KUTIPAN PILIHAN:
Jean Paul Sartre adalah filsuf Prancis beraliran eksistensialisme. Secara umum, eksistensialisme mengatakan bahwa eksistensi mendahului esensi. Apa arti pernyataan tersebut? Artinya, manusia eksis terlebih dahulu, baru ia merumuskan apa makna dari kehidupannya. Apa yang unik dari pemikiran semacam itu? Tentu saja unik jika dibandingkan dengan konsep manusia menurut agama pada umumnya. Dalam perspektif agama, esensi manusia sudah dirumuskan sebelum kelahirannya. Misalnya, dalam Islam, tujuan manusia adalah sebagai khalifah di muka bumi. Para filsus eksistensialis menolak dengan keras konsep semacam itu. Sartre misalnya, mengatakan bahwa manusia ada sebagai causa prima. Ia hadir begitu saja tanpa tedeng aling-aling. Ia muncul seperti sebuah keterlemparan. Perjalanan hidupnya ke depan kemudian menentukan siapa dirinya, apa makna kelahirannya, dan apa sesungguhnya kehidupan ini.

BARIS DATA:
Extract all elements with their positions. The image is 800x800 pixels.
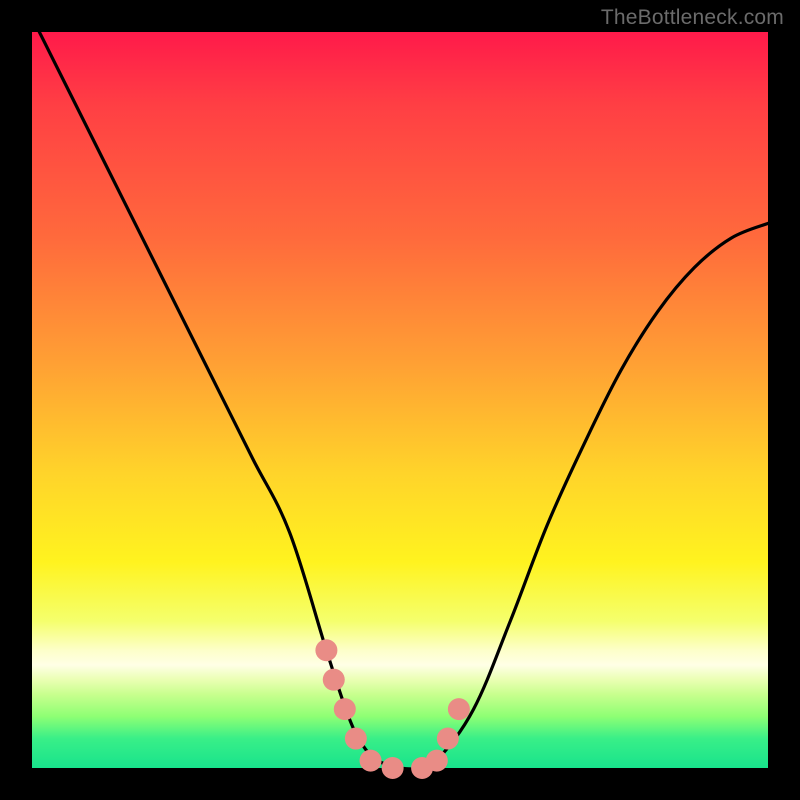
- chart-frame: TheBottleneck.com: [0, 0, 800, 800]
- highlight-dot: [382, 757, 404, 779]
- highlight-dot: [360, 750, 382, 772]
- highlight-dot: [448, 698, 470, 720]
- plot-area: [32, 32, 768, 768]
- highlight-dot: [437, 728, 459, 750]
- highlight-dot: [323, 669, 345, 691]
- highlight-dot: [334, 698, 356, 720]
- highlight-dot: [426, 750, 448, 772]
- highlight-dot: [315, 639, 337, 661]
- watermark-text: TheBottleneck.com: [601, 6, 784, 30]
- highlight-dots-group: [315, 639, 469, 779]
- chart-svg: [32, 32, 768, 768]
- bottleneck-curve: [32, 17, 768, 769]
- highlight-dot: [345, 728, 367, 750]
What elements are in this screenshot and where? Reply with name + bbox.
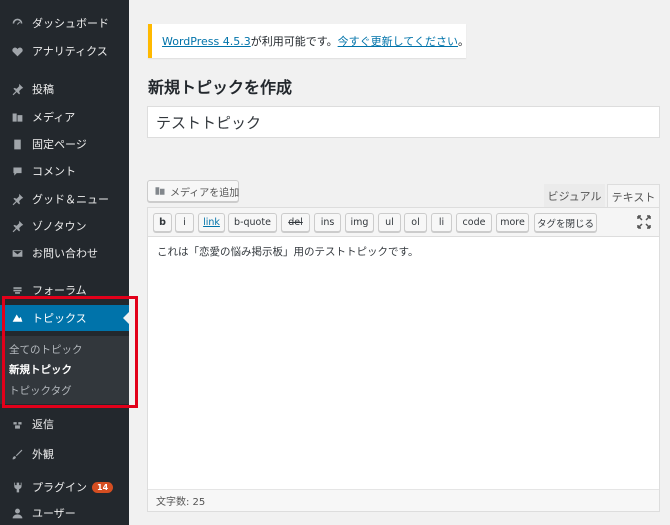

PETUNJUK:
1) Ubah kalimat dari kutipan tentang Sartre ini ke dalam bahasa Inggris: "Secara umum, eksistensialisme mengatakan bahwa eksistensi mendahului esensi."
2) Sambung kutipan tentang Sartre mulai dari setelah kalimat terakhirnya.

JAWABAN PER TUGAS:
1) In general, existentialism holds that existence precedes essence.

2)
Sartre menyuarakan kebebasan manusia dalam segala aspek. Saking bebasnya, Sartre menyebut manusia sebagai makhluk yang dikutuk untuk bebas. Atas dasar itu, Sartre berpendapat bahwa Tuhan tidak mungkin ada dan tidak boleh ada. Tidak mungkin ada karena kata Sartre, jika Tuhan ada, maka manusia pasti tidak bebas. Tapi kenyataannya, lanjutnya, manusia adalah makhluk yang bebas, maka itu dengan sendirinya Tuhan tidak mungkin ada. Lantas, Tuhan pun tidak boleh ada. Karena kalau dia ada, kata Sartre, maka manusia akan kehilangan kebebasannya.
3. Menjadi Ateis = Menjadi Humanis?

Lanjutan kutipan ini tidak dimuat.